──────── DATA EXTRACT
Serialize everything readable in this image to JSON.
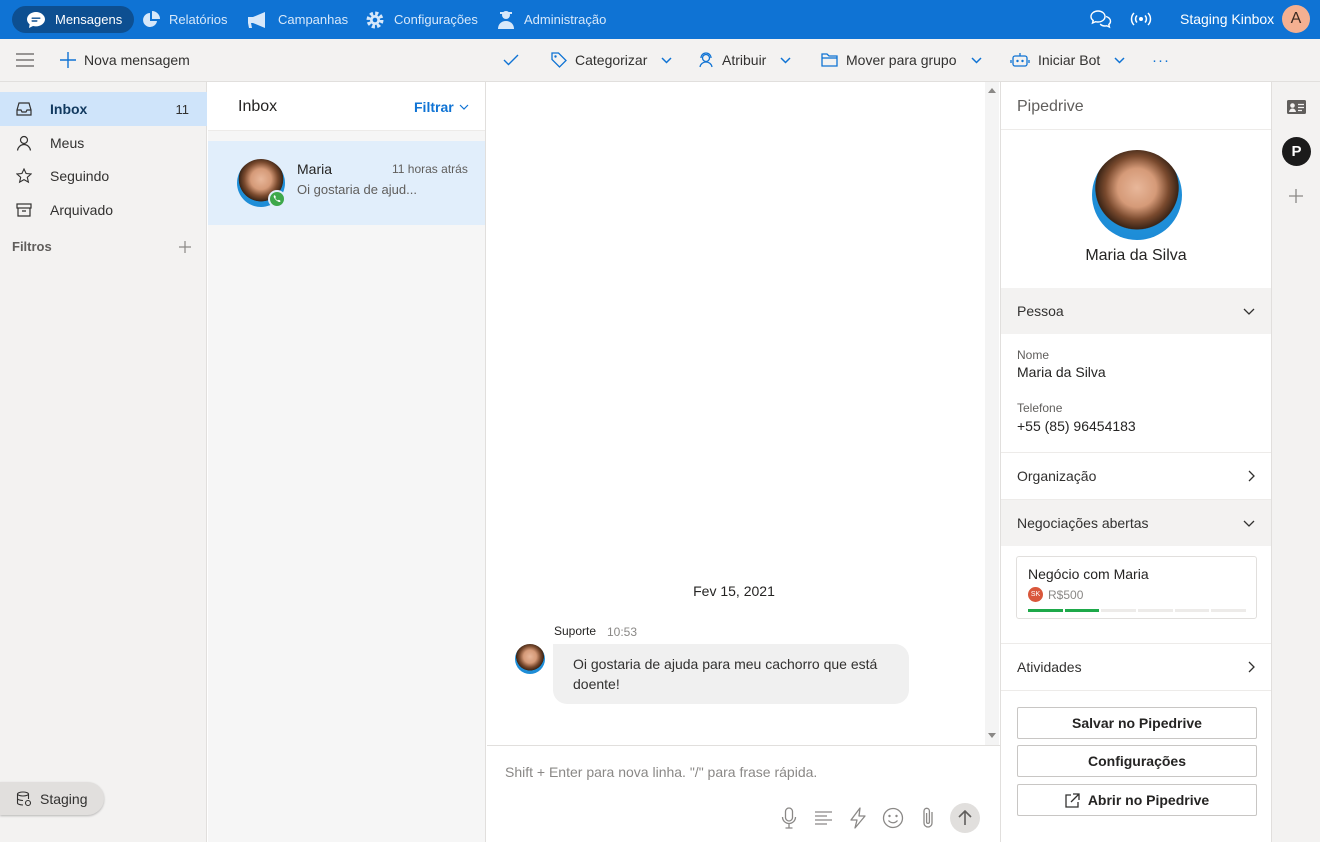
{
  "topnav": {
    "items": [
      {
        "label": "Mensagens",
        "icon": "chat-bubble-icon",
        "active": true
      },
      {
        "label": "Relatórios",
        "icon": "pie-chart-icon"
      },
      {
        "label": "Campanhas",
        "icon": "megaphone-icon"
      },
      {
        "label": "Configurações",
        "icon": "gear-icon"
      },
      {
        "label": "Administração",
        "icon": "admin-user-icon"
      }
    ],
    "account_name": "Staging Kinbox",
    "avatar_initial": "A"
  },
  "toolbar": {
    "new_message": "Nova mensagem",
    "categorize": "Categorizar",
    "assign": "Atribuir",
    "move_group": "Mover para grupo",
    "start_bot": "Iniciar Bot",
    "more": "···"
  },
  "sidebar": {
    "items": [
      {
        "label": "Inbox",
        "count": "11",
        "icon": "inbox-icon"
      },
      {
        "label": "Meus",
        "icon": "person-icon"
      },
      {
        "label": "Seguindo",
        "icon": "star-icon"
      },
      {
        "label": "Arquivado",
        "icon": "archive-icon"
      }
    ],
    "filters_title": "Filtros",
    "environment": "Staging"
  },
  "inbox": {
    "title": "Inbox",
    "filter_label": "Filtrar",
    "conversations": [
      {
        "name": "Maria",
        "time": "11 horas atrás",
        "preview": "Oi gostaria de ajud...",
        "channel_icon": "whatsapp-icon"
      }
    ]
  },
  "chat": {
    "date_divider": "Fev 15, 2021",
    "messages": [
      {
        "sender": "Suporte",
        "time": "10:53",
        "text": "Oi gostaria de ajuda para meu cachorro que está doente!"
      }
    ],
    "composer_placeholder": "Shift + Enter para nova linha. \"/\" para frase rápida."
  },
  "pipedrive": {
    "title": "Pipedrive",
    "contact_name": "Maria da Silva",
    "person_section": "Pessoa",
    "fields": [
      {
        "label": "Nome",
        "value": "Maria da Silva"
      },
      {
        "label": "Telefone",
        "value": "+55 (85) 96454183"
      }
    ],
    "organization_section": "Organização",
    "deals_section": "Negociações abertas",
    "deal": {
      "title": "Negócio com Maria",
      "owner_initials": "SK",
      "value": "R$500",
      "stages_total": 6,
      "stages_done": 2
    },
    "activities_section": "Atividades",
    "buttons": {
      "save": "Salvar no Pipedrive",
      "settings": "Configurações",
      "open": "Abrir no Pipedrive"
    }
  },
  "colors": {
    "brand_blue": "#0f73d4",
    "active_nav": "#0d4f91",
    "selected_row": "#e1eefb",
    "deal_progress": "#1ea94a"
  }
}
────────────────
» INSTRUCTION
Pull every line containing "value" from the material above.

» THE REPLY
        "value": "Maria da Silva"
        "value": "+55 (85) 96454183"
      "value": "R$500",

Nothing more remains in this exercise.